◆ The problem
Please quote the material exactly, every line of it.

◆ Record extracts
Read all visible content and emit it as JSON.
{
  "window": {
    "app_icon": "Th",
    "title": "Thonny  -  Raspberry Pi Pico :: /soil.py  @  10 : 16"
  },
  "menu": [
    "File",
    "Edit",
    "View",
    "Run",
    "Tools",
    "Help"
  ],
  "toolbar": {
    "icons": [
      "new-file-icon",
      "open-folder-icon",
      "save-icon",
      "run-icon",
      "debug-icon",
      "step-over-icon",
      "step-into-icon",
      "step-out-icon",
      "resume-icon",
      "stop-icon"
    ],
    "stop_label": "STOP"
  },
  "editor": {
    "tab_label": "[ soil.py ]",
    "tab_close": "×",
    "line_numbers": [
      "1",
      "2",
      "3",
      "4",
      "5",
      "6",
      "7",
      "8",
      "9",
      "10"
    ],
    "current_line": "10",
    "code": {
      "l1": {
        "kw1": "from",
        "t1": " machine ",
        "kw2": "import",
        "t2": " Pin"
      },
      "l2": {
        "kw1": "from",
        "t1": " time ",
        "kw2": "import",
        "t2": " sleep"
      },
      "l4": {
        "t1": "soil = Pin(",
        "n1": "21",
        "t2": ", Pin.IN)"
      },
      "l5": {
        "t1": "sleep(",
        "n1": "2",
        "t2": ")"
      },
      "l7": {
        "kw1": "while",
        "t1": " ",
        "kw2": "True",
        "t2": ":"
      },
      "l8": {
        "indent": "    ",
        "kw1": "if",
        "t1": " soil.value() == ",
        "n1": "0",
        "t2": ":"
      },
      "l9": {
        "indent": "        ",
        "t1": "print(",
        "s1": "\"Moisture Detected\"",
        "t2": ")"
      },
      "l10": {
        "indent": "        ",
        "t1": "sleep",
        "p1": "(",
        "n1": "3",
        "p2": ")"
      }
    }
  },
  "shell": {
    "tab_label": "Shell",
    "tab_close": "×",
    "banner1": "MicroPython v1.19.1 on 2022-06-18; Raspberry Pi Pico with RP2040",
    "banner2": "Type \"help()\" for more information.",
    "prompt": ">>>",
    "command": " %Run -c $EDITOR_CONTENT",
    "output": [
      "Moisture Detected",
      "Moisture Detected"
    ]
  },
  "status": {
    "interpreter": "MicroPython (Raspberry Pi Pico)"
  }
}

◆ Written solution
Read all visible content and emit it as JSON.
{
  "window": {
    "app_icon": "Th",
    "title": "Thonny  -  Raspberry Pi Pico :: /soil.py  @  10 : 16"
  },
  "menu": [
    "File",
    "Edit",
    "View",
    "Run",
    "Tools",
    "Help"
  ],
  "toolbar": {
    "icons": [
      "new-file-icon",
      "open-folder-icon",
      "save-icon",
      "run-icon",
      "debug-icon",
      "step-over-icon",
      "step-into-icon",
      "step-out-icon",
      "resume-icon",
      "stop-icon"
    ],
    "stop_label": "STOP"
  },
  "editor": {
    "tab_label": "[ soil.py ]",
    "tab_close": "×",
    "line_numbers": [
      "1",
      "2",
      "3",
      "4",
      "5",
      "6",
      "7",
      "8",
      "9",
      "10"
    ],
    "current_line": "10",
    "code": {
      "l1": {
        "kw1": "from",
        "t1": " machine ",
        "kw2": "import",
        "t2": " Pin"
      },
      "l2": {
        "kw1": "from",
        "t1": " time ",
        "kw2": "import",
        "t2": " sleep"
      },
      "l4": {
        "t1": "soil = Pin(",
        "n1": "21",
        "t2": ", Pin.IN)"
      },
      "l5": {
        "t1": "sleep(",
        "n1": "2",
        "t2": ")"
      },
      "l7": {
        "kw1": "while",
        "t1": " ",
        "kw2": "True",
        "t2": ":"
      },
      "l8": {
        "indent": "    ",
        "kw1": "if",
        "t1": " soil.value() == ",
        "n1": "0",
        "t2": ":"
      },
      "l9": {
        "indent": "        ",
        "t1": "print(",
        "s1": "\"Moisture Detected\"",
        "t2": ")"
      },
      "l10": {
        "indent": "        ",
        "t1": "sleep",
        "p1": "(",
        "n1": "3",
        "p2": ")"
      }
    }
  },
  "shell": {
    "tab_label": "Shell",
    "tab_close": "×",
    "banner1": "MicroPython v1.19.1 on 2022-06-18; Raspberry Pi Pico with RP2040",
    "banner2": "Type \"help()\" for more information.",
    "prompt": ">>>",
    "command": " %Run -c $EDITOR_CONTENT",
    "output": [
      "Moisture Detected",
      "Moisture Detected"
    ]
  },
  "status": {
    "interpreter": "MicroPython (Raspberry Pi Pico)"
  }
}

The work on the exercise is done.